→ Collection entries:

- - - - - - -

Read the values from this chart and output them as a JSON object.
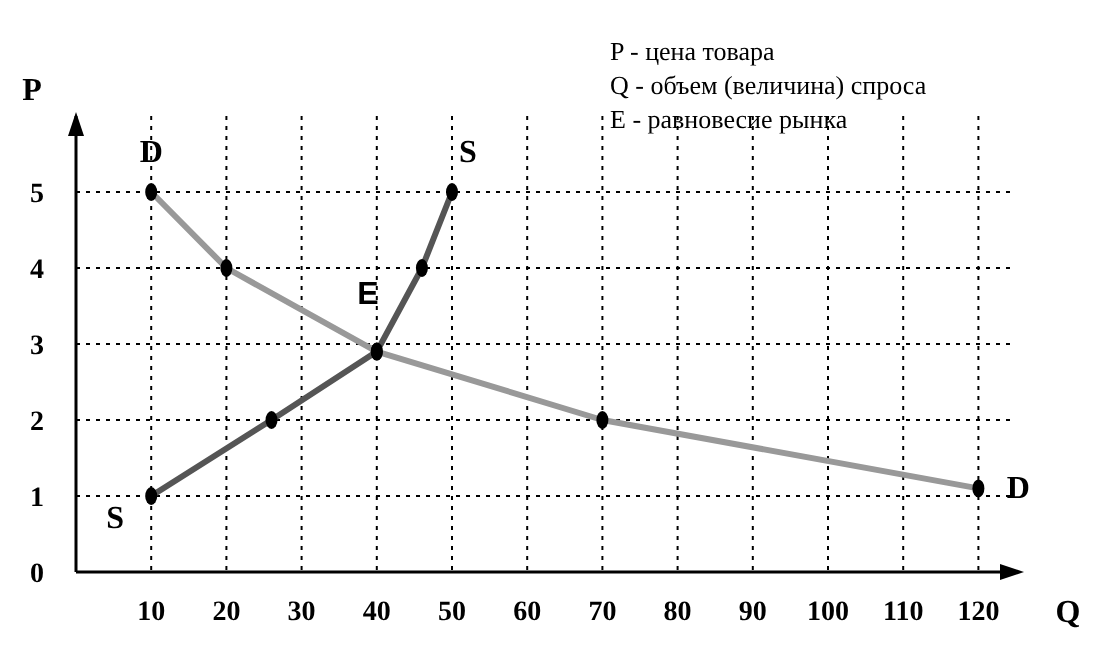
{
  "chart_data": {
    "type": "line",
    "xlabel": "Q",
    "ylabel": "P",
    "xlim": [
      0,
      125
    ],
    "ylim": [
      0,
      6
    ],
    "xticks": [
      10,
      20,
      30,
      40,
      50,
      60,
      70,
      80,
      90,
      100,
      110,
      120
    ],
    "yticks": [
      0,
      1,
      2,
      3,
      4,
      5
    ],
    "grid": true,
    "marker": "circle",
    "line_style": "solid",
    "series": [
      {
        "name": "D",
        "color": "#999999",
        "x": [
          10,
          20,
          40,
          70,
          120
        ],
        "values": [
          5,
          4,
          2.9,
          2,
          1.1
        ]
      },
      {
        "name": "S",
        "color": "#555555",
        "x": [
          10,
          26,
          40,
          46,
          50
        ],
        "values": [
          1,
          2,
          2.9,
          4,
          5
        ]
      }
    ],
    "annotations": [
      "E",
      "P - цена товара",
      "Q - объем (величина) спроса",
      "E - равновесие рынка"
    ]
  }
}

- - - - - - -

→ WHAT TO PRODUCE: Transcribe the records verbatim and omit the images.

→ RESULT OF THE TASK:
Read the values from this chart and output them as a JSON object.
{
  "chart_data": {
    "type": "line",
    "xlabel": "Q",
    "ylabel": "P",
    "xlim": [
      0,
      125
    ],
    "ylim": [
      0,
      6
    ],
    "xticks": [
      10,
      20,
      30,
      40,
      50,
      60,
      70,
      80,
      90,
      100,
      110,
      120
    ],
    "yticks": [
      0,
      1,
      2,
      3,
      4,
      5
    ],
    "grid": true,
    "marker": "circle",
    "line_style": "solid",
    "series": [
      {
        "name": "D",
        "color": "#999999",
        "x": [
          10,
          20,
          40,
          70,
          120
        ],
        "values": [
          5,
          4,
          2.9,
          2,
          1.1
        ]
      },
      {
        "name": "S",
        "color": "#555555",
        "x": [
          10,
          26,
          40,
          46,
          50
        ],
        "values": [
          1,
          2,
          2.9,
          4,
          5
        ]
      }
    ],
    "annotations": [
      "E",
      "P - цена товара",
      "Q - объем (величина) спроса",
      "E - равновесие рынка"
    ]
  }
}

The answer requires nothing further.